» **TASK INSTRUCTIONS**
How many lines of these entries hold the string "screenshot"? Answer with the number alone.

[Some records]

* * *

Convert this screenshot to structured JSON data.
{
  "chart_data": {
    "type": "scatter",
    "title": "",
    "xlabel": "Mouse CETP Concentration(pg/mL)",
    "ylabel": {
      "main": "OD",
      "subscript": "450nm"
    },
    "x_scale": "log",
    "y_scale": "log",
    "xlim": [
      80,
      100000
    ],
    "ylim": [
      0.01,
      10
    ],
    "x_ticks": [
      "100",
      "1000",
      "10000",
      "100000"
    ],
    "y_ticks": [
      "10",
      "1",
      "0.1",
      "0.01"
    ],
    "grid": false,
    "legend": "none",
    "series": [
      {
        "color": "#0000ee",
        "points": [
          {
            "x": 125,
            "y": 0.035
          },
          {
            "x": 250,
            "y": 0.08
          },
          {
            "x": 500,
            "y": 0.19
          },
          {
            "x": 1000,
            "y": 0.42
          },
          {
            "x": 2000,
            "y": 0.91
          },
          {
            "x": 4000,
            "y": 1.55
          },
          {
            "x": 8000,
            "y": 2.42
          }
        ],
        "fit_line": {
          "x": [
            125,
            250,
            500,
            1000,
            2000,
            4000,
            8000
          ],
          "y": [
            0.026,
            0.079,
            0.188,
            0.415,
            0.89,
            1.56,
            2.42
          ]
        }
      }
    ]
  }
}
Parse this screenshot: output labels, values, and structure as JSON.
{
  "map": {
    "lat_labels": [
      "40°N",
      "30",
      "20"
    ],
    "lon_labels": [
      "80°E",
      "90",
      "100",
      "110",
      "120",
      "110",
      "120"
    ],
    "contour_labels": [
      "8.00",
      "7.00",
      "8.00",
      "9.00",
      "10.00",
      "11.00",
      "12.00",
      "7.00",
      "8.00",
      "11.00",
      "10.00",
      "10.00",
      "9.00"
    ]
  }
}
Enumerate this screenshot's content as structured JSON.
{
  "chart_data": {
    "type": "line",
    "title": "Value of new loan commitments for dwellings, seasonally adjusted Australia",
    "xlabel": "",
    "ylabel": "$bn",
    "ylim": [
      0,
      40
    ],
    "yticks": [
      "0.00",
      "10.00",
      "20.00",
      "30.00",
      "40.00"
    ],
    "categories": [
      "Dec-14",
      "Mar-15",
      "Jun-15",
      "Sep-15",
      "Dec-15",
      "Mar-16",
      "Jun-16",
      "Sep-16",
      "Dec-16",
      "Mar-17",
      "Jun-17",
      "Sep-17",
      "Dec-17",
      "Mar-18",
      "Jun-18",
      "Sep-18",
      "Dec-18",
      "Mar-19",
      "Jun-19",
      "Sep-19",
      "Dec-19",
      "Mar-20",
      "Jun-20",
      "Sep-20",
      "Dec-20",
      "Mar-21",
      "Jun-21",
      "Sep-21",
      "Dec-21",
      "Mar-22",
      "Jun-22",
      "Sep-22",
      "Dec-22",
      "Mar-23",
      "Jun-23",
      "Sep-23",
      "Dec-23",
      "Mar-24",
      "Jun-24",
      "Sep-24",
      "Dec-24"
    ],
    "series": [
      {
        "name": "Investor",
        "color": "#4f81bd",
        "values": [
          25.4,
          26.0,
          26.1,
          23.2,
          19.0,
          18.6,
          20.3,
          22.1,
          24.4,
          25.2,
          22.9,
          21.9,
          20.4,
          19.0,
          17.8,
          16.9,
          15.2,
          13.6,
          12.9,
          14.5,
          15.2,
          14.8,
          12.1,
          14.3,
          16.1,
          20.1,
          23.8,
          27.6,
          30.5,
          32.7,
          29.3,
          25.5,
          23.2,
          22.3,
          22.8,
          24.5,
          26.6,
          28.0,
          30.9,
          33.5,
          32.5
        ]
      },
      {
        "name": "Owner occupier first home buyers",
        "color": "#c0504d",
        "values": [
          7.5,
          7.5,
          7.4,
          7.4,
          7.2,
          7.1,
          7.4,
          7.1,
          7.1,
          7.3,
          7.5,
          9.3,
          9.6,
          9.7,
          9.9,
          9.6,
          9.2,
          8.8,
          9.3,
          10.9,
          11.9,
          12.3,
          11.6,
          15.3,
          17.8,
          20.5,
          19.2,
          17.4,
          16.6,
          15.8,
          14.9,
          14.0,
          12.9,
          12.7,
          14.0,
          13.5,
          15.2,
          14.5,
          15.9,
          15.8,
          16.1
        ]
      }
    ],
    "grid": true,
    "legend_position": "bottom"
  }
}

* * *

» **SOLVED PROBLEM**
3